Set problem | Find each line containing the string "Lack" and return it.
▬▬▬▬▬▬
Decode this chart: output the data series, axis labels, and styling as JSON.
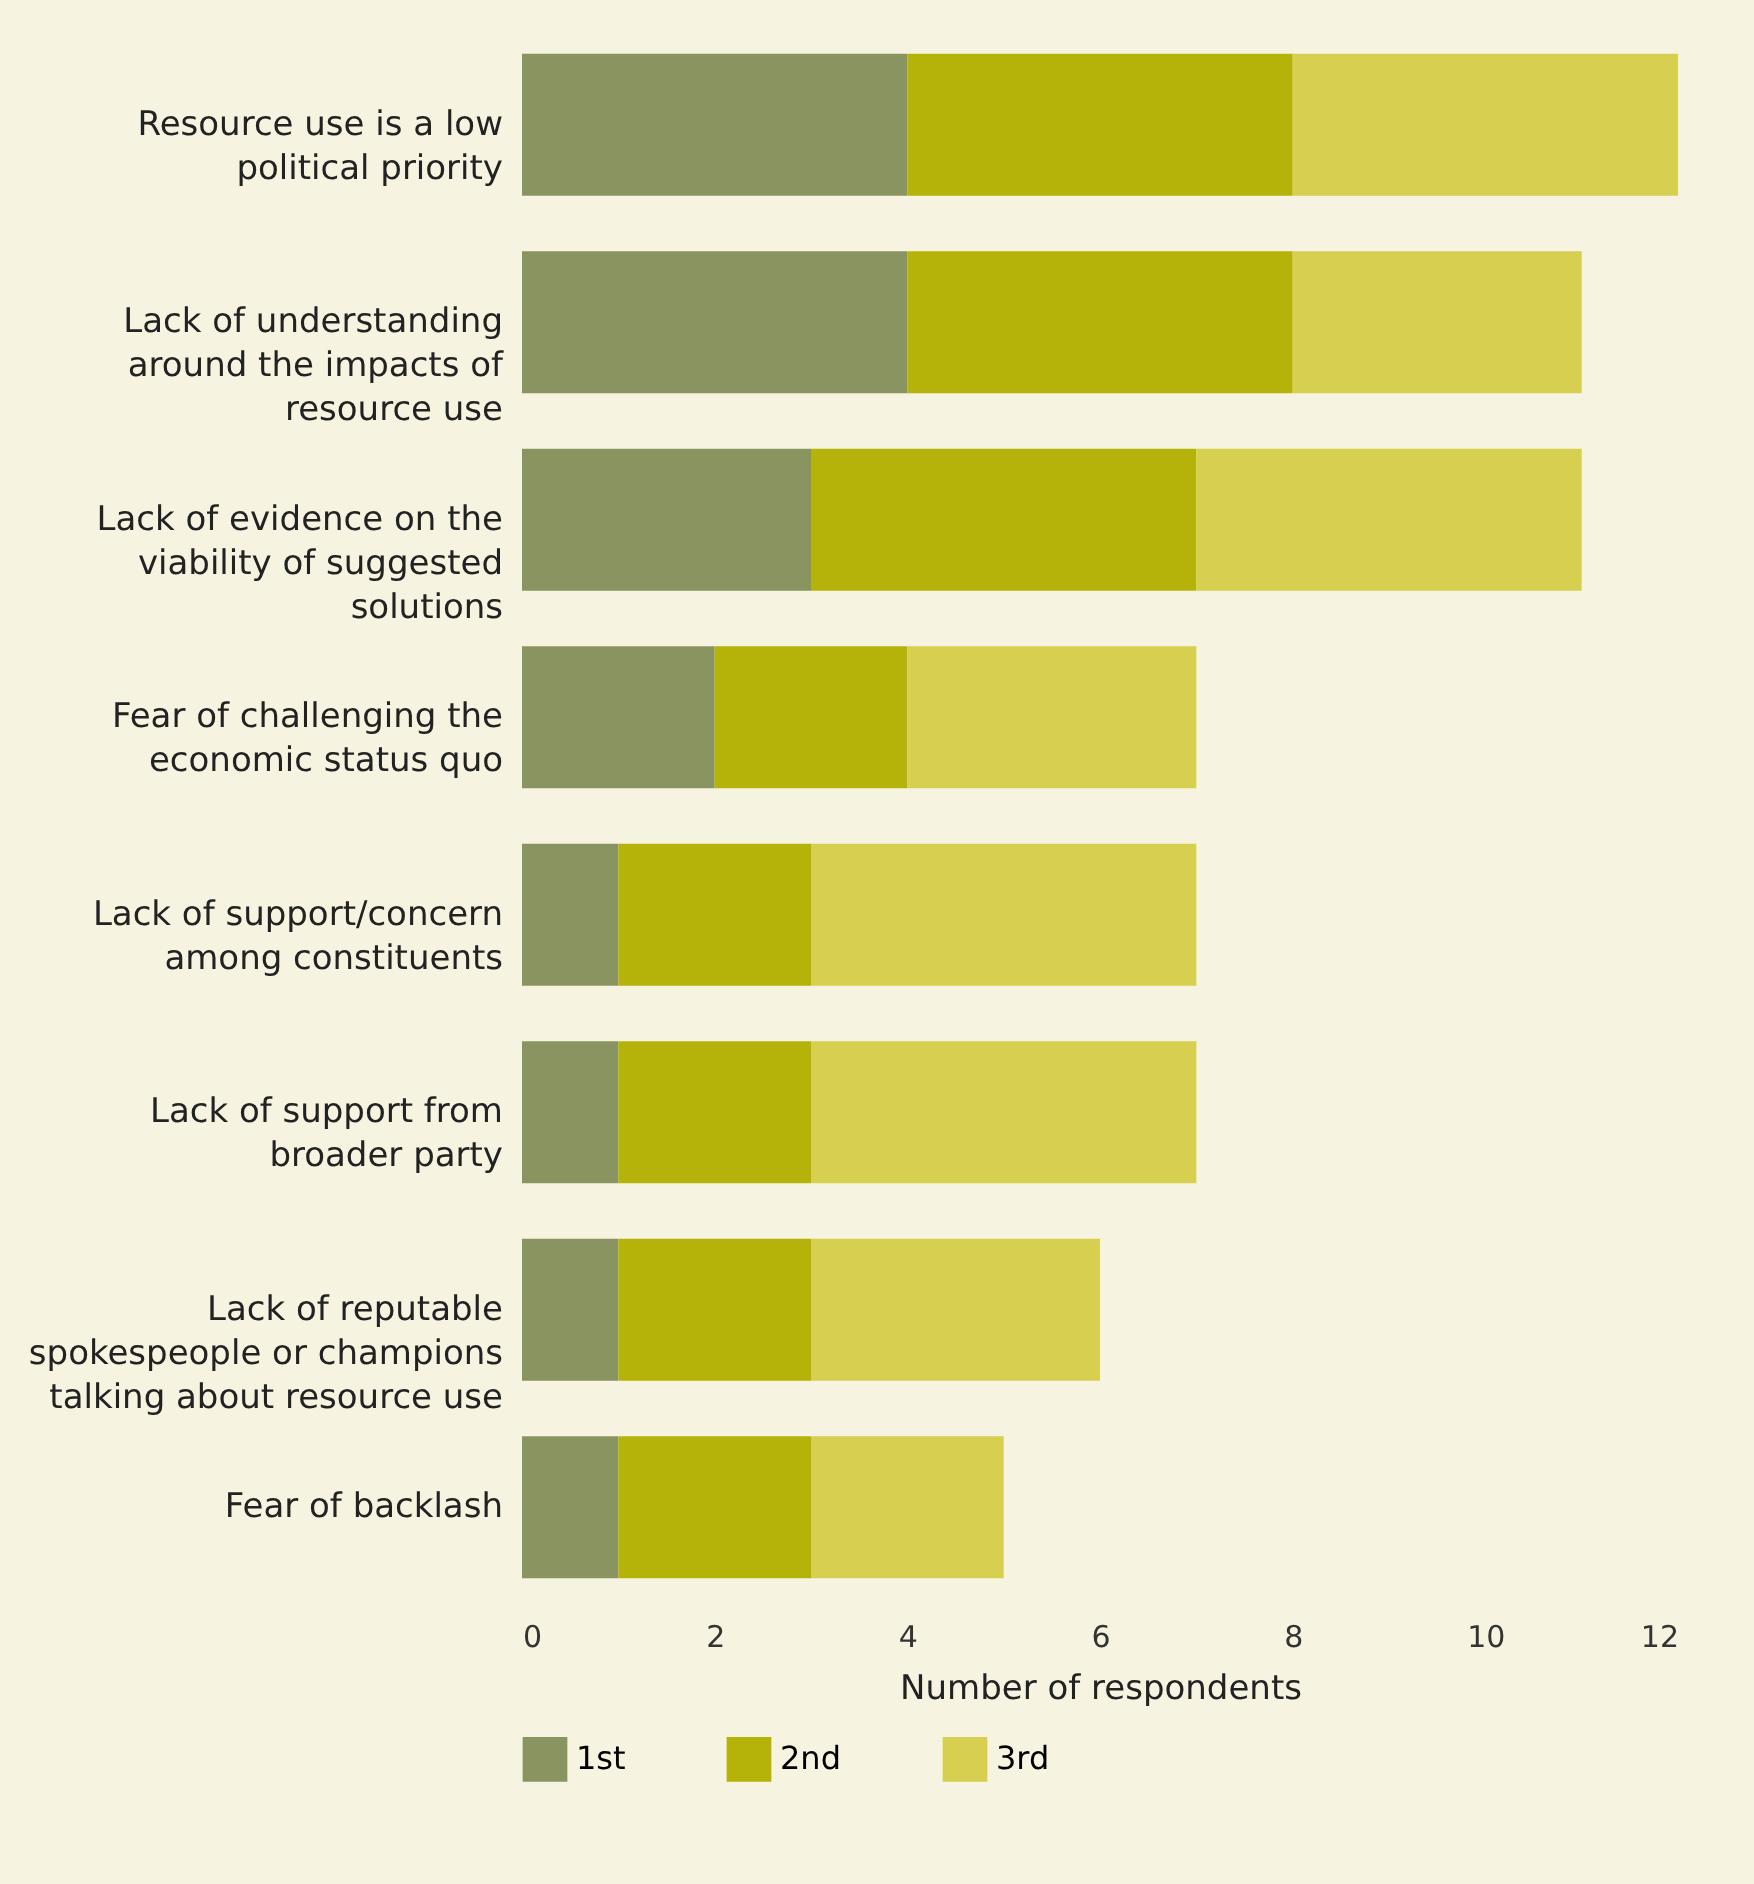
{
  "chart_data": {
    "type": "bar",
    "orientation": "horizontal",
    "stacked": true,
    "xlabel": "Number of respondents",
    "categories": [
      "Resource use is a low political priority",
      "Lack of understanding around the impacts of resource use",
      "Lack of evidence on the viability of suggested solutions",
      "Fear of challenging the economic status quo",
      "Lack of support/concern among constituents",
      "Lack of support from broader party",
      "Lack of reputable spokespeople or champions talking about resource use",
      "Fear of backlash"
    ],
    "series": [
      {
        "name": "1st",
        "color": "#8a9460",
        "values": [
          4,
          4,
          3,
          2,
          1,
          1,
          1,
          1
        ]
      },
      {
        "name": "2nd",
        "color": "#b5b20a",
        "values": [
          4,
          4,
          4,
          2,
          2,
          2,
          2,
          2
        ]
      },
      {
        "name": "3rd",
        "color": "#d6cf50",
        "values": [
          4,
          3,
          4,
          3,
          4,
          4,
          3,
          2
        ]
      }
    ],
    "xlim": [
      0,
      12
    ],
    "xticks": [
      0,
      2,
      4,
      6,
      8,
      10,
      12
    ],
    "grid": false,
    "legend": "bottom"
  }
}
▬▬▬▬▬▬
Completed exercise |
      "Lack of understanding around the impacts of resource use",
      "Lack of evidence on the viability of suggested solutions",
      "Lack of support/concern among constituents",
      "Lack of support from broader party",
      "Lack of reputable spokespeople or champions talking about resource use",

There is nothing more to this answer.